## BEGIN STORED RECORDS

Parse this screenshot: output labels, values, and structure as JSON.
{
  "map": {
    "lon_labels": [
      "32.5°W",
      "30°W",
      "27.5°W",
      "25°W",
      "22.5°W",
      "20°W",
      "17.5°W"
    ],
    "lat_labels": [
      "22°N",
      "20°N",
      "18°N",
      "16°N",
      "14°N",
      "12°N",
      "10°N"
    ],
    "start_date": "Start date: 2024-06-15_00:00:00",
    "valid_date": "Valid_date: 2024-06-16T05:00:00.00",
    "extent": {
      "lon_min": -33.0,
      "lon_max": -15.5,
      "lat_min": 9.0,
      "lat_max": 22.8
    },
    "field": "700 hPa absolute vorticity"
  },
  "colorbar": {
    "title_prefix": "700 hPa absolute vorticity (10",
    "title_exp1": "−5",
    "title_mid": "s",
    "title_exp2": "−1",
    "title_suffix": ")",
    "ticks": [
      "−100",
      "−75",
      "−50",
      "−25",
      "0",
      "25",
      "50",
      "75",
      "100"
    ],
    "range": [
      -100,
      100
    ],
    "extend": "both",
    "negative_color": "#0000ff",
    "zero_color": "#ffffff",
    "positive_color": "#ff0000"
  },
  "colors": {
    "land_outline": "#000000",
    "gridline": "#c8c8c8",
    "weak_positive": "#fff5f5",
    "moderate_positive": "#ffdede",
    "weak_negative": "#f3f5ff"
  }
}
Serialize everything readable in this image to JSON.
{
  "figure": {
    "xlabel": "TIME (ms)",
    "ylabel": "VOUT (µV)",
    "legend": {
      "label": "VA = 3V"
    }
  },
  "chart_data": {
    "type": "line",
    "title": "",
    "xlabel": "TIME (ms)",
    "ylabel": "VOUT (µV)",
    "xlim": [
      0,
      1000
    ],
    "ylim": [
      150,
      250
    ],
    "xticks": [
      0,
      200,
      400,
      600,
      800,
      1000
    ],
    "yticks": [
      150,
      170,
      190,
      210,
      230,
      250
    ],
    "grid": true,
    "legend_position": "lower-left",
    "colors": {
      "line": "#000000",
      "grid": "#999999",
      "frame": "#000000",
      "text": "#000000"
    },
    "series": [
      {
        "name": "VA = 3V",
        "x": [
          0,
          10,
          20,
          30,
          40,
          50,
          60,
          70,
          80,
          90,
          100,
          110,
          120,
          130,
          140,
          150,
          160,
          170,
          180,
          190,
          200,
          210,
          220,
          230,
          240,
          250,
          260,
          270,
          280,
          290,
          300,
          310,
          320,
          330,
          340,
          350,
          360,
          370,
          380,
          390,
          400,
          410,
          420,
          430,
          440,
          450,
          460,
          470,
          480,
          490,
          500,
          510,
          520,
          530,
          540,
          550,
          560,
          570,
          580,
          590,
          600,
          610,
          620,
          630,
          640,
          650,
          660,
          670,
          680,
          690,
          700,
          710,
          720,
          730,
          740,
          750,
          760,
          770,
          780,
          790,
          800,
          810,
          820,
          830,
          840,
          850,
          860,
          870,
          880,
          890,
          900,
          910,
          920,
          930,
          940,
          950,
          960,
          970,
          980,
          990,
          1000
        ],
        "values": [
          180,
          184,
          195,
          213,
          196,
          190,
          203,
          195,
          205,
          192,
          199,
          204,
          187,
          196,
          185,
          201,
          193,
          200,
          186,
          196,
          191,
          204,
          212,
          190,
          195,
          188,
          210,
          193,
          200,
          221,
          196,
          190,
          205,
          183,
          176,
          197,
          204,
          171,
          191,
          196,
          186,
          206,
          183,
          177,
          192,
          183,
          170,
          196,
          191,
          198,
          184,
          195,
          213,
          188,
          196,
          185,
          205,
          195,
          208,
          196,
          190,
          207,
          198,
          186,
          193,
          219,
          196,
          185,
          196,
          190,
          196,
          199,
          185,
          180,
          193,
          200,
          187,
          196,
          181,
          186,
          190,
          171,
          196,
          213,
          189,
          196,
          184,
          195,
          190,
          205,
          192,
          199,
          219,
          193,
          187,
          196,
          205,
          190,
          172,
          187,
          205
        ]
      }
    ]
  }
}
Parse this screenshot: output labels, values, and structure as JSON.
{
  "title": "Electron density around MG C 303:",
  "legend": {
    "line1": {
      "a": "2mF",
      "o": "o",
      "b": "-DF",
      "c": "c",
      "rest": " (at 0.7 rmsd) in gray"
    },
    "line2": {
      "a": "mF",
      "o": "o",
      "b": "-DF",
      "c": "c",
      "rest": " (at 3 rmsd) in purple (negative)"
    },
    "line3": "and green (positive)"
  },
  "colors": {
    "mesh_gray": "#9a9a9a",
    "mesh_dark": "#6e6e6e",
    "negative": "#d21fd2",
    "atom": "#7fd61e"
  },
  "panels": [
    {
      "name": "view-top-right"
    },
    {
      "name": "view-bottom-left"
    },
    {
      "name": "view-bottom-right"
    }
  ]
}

## END STORED RECORDS

DIRECTION
Pick out every line with the string "rmsd" and copy it.

TASK RESULT
      "rest": " (at 0.7 rmsd) in gray"
      "rest": " (at 3 rmsd) in purple (negative)"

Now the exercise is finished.